▶ _What to work on_
Repeat the listing below in full, exactly as it stands.

▶ _Supplied records_
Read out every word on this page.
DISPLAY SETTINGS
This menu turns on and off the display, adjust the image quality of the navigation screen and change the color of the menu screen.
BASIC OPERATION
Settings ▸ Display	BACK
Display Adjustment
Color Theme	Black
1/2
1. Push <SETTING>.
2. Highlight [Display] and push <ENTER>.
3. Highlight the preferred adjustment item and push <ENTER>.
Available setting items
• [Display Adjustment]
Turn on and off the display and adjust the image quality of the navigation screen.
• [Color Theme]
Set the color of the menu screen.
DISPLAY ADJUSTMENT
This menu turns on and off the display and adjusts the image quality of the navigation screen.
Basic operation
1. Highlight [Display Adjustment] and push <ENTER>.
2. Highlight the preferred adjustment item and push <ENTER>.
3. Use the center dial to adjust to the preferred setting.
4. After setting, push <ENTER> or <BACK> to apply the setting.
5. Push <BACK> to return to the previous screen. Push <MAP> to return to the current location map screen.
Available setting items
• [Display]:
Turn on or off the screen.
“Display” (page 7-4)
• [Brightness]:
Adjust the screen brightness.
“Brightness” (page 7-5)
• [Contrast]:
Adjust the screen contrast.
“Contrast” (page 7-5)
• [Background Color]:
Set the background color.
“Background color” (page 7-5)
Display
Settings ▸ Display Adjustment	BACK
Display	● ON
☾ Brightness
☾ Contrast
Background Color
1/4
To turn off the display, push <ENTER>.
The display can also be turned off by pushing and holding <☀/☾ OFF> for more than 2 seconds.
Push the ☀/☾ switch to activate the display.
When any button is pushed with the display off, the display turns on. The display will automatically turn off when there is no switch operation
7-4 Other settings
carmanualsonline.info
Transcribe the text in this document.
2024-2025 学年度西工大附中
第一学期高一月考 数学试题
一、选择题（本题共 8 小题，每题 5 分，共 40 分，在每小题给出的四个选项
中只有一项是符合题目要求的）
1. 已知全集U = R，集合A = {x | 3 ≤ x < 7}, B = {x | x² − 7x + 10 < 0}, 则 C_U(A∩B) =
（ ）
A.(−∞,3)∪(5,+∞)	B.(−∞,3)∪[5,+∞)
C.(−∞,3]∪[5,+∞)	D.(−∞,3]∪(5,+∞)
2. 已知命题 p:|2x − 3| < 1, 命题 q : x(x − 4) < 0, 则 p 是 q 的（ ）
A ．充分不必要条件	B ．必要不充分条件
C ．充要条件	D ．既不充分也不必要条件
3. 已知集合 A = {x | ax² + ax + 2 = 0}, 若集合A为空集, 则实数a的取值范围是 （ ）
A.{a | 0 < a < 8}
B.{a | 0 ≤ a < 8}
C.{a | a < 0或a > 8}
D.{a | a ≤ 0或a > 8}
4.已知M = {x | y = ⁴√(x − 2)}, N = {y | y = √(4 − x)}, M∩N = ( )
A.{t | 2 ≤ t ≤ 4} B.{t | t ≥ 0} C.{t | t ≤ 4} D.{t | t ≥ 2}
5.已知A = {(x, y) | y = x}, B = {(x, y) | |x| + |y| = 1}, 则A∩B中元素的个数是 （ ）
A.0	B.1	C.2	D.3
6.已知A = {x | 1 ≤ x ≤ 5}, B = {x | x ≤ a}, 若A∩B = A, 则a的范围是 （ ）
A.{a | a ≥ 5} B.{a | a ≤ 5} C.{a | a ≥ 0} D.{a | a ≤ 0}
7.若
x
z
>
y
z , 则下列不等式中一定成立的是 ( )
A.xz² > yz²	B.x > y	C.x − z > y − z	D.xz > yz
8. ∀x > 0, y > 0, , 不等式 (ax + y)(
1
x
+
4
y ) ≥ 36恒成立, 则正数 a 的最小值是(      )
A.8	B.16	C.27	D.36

▶ _Expected answer_
Read out every word on this page.
DISPLAY SETTINGS
This menu turns on and off the display, adjust the image quality of the navigation screen and change the color of the menu screen.
BASIC OPERATION
Settings ▸ Display	BACK
Display Adjustment
Color Theme	Black
1/2
1. Push <SETTING>.
2. Highlight [Display] and push <ENTER>.
3. Highlight the preferred adjustment item and push <ENTER>.
Available setting items
• [Display Adjustment]
Turn on and off the display and adjust the image quality of the navigation screen.
• [Color Theme]
Set the color of the menu screen.
DISPLAY ADJUSTMENT
This menu turns on and off the display and adjusts the image quality of the navigation screen.
Basic operation
1. Highlight [Display Adjustment] and push <ENTER>.
2. Highlight the preferred adjustment item and push <ENTER>.
3. Use the center dial to adjust to the preferred setting.
4. After setting, push <ENTER> or <BACK> to apply the setting.
5. Push <BACK> to return to the previous screen. Push <MAP> to return to the current location map screen.
Available setting items
• [Display]:
Turn on or off the screen.
“Display” (page 7-4)
• [Brightness]:
Adjust the screen brightness.
“Brightness” (page 7-5)
• [Contrast]:
Adjust the screen contrast.
“Contrast” (page 7-5)
• [Background Color]:
Set the background color.
“Background color” (page 7-5)
Display
Settings ▸ Display Adjustment	BACK
Display	● ON
☾ Brightness
☾ Contrast
Background Color
1/4
To turn off the display, push <ENTER>.
The display can also be turned off by pushing and holding <☀/☾ OFF> for more than 2 seconds.
Push the ☀/☾ switch to activate the display.
When any button is pushed with the display off, the display turns on. The display will automatically turn off when there is no switch operation
7-4 Other settings
carmanualsonline.info
Transcribe the text in this document.
2024-2025 学年度西工大附中
第一学期高一月考 数学试题
一、选择题（本题共 8 小题，每题 5 分，共 40 分，在每小题给出的四个选项
中只有一项是符合题目要求的）
1. 已知全集U = R，集合A = {x | 3 ≤ x < 7}, B = {x | x² − 7x + 10 < 0}, 则 C_U(A∩B) =
（ ）
A.(−∞,3)∪(5,+∞)	B.(−∞,3)∪[5,+∞)
C.(−∞,3]∪[5,+∞)	D.(−∞,3]∪(5,+∞)
2. 已知命题 p:|2x − 3| < 1, 命题 q : x(x − 4) < 0, 则 p 是 q 的（ ）
A ．充分不必要条件	B ．必要不充分条件
C ．充要条件	D ．既不充分也不必要条件
3. 已知集合 A = {x | ax² + ax + 2 = 0}, 若集合A为空集, 则实数a的取值范围是 （ ）
A.{a | 0 < a < 8}
B.{a | 0 ≤ a < 8}
C.{a | a < 0或a > 8}
D.{a | a ≤ 0或a > 8}
4.已知M = {x | y = ⁴√(x − 2)}, N = {y | y = √(4 − x)}, M∩N = ( )
A.{t | 2 ≤ t ≤ 4} B.{t | t ≥ 0} C.{t | t ≤ 4} D.{t | t ≥ 2}
5.已知A = {(x, y) | y = x}, B = {(x, y) | |x| + |y| = 1}, 则A∩B中元素的个数是 （ ）
A.0	B.1	C.2	D.3
6.已知A = {x | 1 ≤ x ≤ 5}, B = {x | x ≤ a}, 若A∩B = A, 则a的范围是 （ ）
A.{a | a ≥ 5} B.{a | a ≤ 5} C.{a | a ≥ 0} D.{a | a ≤ 0}
7.若
x
z
>
y
z , 则下列不等式中一定成立的是 ( )
A.xz² > yz²	B.x > y	C.x − z > y − z	D.xz > yz
8. ∀x > 0, y > 0, , 不等式 (ax + y)(
1
x
+
4
y ) ≥ 36恒成立, 则正数 a 的最小值是(      )
A.8	B.16	C.27	D.36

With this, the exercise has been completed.